:: Passage given ::

I’ve been preparing a talk that I will be delivering this afternoon for Campus Technology’s Virtual Leadership Summit. Given the session will be moderated by Gardner Campbell, I figured I’d take the opportunity to try and frame out the broader vision behind Domain of One’s Own that goes well beyond the education sphere. In fact, it’s remarkable how much of the vision is encapsulated in Jon Udell‘s 2007 talk “The Disruptive Nature of Technology.” For this presentation I have take seven clips from this talk—each roughly two minutes long. I’ll be using them as a touchstone for various concepts I want to try and demonstrate why it is essential at this moment to be encouraging people (and for the purposes of this talk faculty and students) to take control of the work they do online.

So, in order to both prepare for the talk and “narrate my public agenda”simultaneously, I’m going to link to the seven clips and contextualize each of them as part of a larger narrative centered on  how new methods of instruction can be augmented by an architecture that defines learners and faculty as personalized, connected nodes within the networked world of the web. We’ll see how this goes.

:::

» **Set problem**:
In the passage about preparing the summit talk, how many clips are taken from Jon Udell's 2007 talk, and roughly how long is each one?

:: Provided information ::

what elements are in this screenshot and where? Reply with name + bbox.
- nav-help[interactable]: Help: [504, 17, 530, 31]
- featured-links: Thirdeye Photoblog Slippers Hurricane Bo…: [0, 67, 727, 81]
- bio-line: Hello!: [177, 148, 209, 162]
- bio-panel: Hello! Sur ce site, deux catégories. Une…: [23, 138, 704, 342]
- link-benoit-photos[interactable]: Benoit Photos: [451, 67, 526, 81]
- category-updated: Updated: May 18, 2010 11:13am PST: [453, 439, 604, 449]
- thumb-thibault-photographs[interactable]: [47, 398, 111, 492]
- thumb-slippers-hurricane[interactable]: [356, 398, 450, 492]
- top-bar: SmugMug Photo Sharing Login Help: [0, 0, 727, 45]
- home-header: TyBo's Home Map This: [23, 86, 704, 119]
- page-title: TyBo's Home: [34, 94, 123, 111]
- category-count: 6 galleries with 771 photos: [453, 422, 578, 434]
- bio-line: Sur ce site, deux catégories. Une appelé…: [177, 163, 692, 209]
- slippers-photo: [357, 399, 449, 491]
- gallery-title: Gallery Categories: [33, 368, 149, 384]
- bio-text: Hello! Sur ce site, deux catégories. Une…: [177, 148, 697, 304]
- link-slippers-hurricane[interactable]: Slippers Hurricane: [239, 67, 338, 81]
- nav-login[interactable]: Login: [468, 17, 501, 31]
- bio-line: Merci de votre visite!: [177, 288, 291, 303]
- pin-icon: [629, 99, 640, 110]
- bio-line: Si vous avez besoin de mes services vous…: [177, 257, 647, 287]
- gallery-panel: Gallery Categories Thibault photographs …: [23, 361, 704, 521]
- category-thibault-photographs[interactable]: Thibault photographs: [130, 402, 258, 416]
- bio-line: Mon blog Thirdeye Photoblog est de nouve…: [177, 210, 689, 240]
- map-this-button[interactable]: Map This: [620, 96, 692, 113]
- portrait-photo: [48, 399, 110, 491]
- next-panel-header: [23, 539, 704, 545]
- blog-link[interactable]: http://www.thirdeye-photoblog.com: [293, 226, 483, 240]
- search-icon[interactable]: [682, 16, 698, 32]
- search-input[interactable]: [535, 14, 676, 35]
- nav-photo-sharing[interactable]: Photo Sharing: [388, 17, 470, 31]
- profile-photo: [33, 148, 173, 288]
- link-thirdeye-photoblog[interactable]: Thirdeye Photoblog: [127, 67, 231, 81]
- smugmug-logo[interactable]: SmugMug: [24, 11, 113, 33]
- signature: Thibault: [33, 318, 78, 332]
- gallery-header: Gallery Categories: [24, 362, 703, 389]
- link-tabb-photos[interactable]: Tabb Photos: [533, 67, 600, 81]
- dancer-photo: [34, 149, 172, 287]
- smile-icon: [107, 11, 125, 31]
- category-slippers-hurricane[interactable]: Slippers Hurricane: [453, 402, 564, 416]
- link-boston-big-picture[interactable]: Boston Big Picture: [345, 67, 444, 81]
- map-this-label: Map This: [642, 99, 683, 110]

:::

» **Completed task**:
Seven clips, each roughly two minutes long.